====== Items
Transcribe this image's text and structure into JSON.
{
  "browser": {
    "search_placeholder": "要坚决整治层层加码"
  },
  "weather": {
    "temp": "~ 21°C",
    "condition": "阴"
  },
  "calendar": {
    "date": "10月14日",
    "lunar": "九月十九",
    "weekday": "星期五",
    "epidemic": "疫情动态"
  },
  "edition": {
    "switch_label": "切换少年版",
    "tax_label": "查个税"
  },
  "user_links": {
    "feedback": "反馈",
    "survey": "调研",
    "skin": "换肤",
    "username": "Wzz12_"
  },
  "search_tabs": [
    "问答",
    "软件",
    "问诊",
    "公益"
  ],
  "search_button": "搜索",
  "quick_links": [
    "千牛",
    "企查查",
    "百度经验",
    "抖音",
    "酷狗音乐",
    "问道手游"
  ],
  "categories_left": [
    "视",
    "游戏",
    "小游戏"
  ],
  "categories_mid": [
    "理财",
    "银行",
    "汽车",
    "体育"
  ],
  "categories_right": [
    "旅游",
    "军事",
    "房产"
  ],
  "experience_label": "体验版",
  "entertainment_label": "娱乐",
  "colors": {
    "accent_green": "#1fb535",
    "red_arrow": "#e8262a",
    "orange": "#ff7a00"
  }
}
============
====== Items
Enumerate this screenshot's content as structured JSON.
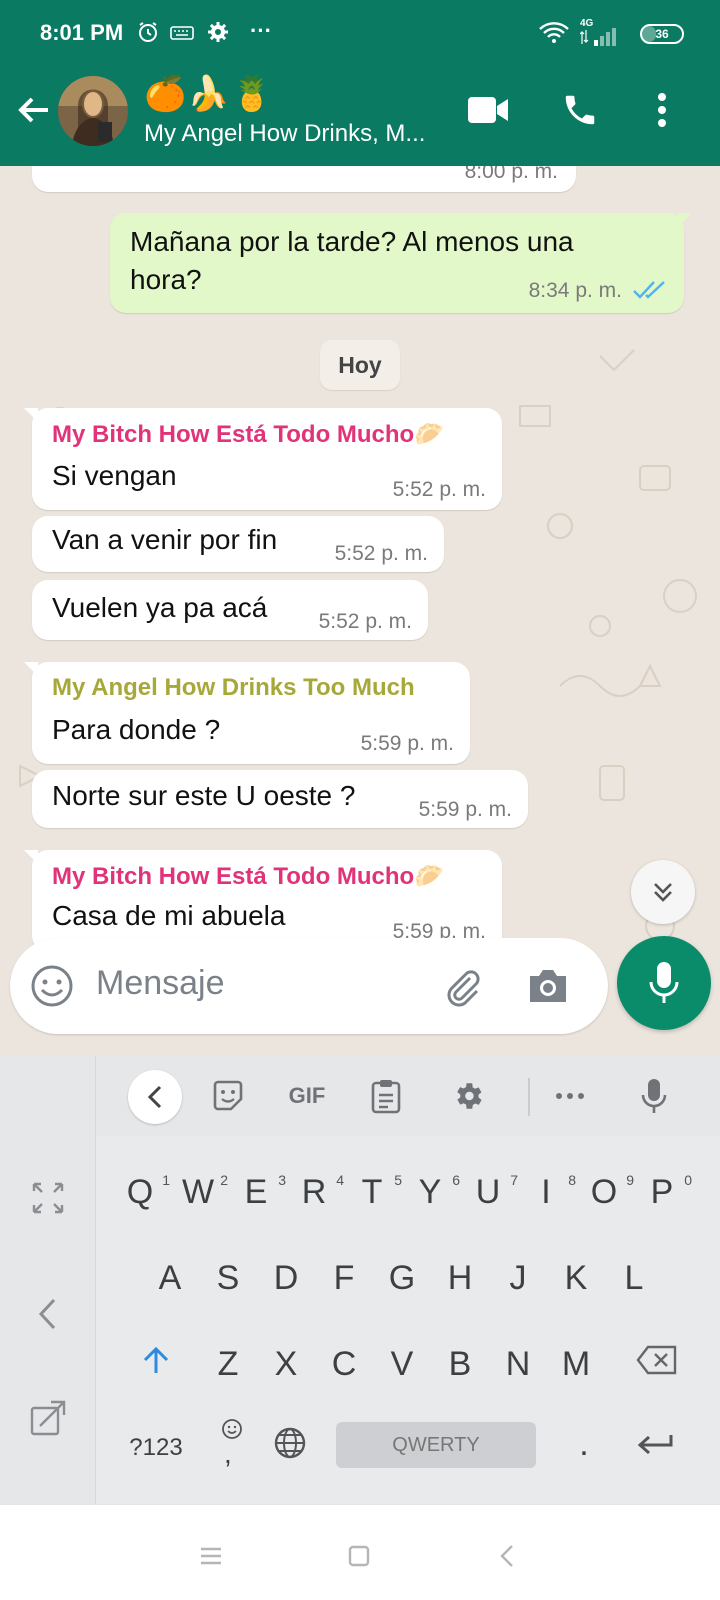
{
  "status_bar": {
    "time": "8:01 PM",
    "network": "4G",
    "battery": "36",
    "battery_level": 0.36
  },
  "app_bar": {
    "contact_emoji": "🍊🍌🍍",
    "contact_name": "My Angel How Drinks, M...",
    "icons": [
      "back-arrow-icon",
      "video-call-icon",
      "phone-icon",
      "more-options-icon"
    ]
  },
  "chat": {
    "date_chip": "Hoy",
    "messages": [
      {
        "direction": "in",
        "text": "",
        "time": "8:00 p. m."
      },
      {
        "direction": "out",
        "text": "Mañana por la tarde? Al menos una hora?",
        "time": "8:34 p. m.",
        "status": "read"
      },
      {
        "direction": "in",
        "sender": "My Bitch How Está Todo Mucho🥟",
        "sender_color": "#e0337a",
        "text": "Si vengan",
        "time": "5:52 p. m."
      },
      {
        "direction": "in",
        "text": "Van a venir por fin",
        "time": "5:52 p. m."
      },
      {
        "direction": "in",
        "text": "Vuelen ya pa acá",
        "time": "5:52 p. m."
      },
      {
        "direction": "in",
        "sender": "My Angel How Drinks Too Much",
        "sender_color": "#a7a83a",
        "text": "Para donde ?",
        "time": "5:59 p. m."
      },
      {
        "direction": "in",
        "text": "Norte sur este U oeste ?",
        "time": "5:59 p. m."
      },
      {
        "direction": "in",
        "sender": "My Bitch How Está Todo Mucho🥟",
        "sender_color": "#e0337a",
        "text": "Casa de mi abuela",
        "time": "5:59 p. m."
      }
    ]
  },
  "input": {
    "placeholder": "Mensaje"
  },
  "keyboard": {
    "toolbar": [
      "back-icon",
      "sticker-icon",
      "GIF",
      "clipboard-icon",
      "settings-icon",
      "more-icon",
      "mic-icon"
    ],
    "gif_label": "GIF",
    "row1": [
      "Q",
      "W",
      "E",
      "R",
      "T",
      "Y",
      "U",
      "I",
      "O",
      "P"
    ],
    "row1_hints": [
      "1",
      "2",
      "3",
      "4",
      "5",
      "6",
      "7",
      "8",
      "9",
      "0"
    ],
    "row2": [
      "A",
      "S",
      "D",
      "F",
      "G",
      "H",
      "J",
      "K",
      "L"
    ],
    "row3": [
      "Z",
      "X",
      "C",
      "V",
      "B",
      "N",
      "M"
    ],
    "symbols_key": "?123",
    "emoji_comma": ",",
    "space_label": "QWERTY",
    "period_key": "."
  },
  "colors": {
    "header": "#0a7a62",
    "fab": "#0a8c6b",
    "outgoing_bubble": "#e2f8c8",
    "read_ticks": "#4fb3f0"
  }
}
============
Short exercise
Pull every line containing "Angel" out of the data above.

Result of this exercise
    "contact_name": "My Angel How Drinks, M...",
        "sender": "My Angel How Drinks Too Much",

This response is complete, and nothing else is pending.